Repeat the data word for word, from its first line through the line that contains "563, 1052, 753]".

• _DATASET RECORDS_
--- BEGIN ---
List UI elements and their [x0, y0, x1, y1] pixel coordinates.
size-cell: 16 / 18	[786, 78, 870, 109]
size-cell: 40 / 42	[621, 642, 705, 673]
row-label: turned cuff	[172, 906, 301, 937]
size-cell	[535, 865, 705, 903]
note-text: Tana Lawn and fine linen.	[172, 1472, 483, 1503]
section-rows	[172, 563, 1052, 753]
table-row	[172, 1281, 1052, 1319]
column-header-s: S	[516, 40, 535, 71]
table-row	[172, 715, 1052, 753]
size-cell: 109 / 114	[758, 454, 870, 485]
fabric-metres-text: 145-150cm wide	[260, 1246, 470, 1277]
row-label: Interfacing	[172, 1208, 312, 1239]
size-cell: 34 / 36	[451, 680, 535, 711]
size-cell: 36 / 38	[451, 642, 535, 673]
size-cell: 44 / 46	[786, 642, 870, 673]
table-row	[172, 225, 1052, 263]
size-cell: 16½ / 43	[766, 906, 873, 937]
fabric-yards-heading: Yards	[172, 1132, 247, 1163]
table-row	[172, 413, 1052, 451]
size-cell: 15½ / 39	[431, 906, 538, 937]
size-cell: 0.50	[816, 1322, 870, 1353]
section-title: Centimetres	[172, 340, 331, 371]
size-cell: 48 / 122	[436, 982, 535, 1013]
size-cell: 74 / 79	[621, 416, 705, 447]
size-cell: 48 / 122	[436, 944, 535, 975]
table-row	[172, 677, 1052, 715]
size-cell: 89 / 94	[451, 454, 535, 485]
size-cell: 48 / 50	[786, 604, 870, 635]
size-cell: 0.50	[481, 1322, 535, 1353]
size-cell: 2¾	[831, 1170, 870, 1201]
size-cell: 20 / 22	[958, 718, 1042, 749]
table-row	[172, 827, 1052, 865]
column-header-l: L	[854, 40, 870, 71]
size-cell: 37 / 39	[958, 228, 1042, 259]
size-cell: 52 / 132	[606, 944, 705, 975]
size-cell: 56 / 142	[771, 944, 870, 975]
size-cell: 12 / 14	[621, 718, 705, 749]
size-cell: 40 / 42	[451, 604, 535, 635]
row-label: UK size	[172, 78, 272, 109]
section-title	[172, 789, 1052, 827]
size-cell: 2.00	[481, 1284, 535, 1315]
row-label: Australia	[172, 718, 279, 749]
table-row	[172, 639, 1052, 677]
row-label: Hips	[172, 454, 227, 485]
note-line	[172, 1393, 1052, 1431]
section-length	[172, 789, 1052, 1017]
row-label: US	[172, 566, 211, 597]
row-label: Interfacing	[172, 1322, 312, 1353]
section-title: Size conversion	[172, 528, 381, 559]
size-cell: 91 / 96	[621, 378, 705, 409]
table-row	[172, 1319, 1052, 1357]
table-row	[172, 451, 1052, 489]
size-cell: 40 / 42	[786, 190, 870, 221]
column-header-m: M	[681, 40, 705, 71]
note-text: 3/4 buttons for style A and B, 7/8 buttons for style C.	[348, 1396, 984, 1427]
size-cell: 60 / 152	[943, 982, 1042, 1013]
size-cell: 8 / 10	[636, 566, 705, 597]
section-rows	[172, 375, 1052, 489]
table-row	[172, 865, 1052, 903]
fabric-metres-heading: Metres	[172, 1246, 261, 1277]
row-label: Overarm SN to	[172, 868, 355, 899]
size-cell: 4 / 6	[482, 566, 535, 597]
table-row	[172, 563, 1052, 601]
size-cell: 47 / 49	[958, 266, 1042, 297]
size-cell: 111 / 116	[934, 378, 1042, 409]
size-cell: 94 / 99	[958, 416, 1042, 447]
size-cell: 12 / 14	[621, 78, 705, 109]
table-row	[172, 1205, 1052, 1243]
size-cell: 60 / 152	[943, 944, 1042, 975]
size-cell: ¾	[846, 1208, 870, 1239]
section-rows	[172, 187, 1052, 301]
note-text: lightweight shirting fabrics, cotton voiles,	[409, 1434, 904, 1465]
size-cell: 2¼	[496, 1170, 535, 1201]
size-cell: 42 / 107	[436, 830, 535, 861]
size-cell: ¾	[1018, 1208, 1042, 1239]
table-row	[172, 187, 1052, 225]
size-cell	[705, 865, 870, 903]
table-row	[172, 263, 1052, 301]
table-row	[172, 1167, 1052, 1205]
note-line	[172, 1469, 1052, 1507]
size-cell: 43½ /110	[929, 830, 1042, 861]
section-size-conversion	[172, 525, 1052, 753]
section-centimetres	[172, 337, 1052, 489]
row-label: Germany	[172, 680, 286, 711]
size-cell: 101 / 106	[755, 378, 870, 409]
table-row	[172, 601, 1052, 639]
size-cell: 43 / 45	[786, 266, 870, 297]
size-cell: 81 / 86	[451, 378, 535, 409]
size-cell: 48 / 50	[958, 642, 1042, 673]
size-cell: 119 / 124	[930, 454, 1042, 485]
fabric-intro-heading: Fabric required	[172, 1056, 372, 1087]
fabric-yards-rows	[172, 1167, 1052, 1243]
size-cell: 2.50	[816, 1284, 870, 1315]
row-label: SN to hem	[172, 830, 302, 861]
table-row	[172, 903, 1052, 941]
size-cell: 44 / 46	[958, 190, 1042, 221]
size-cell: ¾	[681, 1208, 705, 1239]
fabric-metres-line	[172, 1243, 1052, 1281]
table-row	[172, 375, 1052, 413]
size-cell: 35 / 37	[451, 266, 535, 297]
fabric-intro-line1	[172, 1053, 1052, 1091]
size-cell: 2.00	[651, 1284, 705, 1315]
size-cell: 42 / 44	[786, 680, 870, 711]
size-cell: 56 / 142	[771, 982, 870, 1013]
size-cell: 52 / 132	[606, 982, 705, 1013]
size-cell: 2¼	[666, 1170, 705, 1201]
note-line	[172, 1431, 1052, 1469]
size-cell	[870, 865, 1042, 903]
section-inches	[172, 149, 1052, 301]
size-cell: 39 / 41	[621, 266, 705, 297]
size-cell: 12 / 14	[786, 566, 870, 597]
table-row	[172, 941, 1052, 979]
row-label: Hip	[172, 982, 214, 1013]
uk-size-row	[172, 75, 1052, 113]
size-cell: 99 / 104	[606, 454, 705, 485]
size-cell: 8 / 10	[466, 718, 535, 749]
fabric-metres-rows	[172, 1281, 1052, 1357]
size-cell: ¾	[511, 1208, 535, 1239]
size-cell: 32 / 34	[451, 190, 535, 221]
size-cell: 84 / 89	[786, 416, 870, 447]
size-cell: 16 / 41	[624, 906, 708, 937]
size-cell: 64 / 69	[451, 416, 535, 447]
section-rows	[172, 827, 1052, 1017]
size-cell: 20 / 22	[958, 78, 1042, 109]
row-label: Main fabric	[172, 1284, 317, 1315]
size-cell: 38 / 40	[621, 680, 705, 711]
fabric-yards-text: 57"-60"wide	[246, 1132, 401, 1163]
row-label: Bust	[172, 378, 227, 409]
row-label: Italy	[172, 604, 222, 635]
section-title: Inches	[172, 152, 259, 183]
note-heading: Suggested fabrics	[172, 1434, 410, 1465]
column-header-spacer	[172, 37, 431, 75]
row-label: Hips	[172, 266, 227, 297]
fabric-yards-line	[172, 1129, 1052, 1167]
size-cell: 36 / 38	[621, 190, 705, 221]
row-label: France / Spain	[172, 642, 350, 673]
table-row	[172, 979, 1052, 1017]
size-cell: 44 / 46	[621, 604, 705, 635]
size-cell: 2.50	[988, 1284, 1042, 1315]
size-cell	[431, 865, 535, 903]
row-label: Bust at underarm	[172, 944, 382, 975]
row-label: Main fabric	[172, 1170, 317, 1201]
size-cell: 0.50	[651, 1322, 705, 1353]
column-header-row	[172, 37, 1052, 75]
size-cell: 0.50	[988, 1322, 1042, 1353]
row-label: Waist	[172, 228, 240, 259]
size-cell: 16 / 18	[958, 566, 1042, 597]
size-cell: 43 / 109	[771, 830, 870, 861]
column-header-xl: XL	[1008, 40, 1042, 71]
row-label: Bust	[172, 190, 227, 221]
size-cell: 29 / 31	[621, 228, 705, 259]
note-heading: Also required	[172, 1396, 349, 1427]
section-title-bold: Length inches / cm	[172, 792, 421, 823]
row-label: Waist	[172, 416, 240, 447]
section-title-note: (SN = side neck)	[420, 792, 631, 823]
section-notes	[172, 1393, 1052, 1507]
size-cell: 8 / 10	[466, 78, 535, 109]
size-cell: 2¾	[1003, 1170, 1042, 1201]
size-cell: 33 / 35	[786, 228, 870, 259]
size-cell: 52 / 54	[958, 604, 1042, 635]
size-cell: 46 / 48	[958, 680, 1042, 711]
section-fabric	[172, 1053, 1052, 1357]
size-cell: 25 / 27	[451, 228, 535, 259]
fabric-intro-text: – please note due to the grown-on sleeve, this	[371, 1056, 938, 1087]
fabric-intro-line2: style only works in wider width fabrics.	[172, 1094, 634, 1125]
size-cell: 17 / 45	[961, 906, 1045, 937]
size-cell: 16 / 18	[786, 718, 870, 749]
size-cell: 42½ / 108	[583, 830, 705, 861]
--- END ---
• _EXERCISE OUTPUT_
List UI elements and their [x0, y0, x1, y1] pixel coordinates.
size-cell: 16 / 18	[786, 78, 870, 109]
size-cell: 40 / 42	[621, 642, 705, 673]
row-label: turned cuff	[172, 906, 301, 937]
size-cell	[535, 865, 705, 903]
note-text: Tana Lawn and fine linen.	[172, 1472, 483, 1503]
section-rows	[172, 563, 1052, 753]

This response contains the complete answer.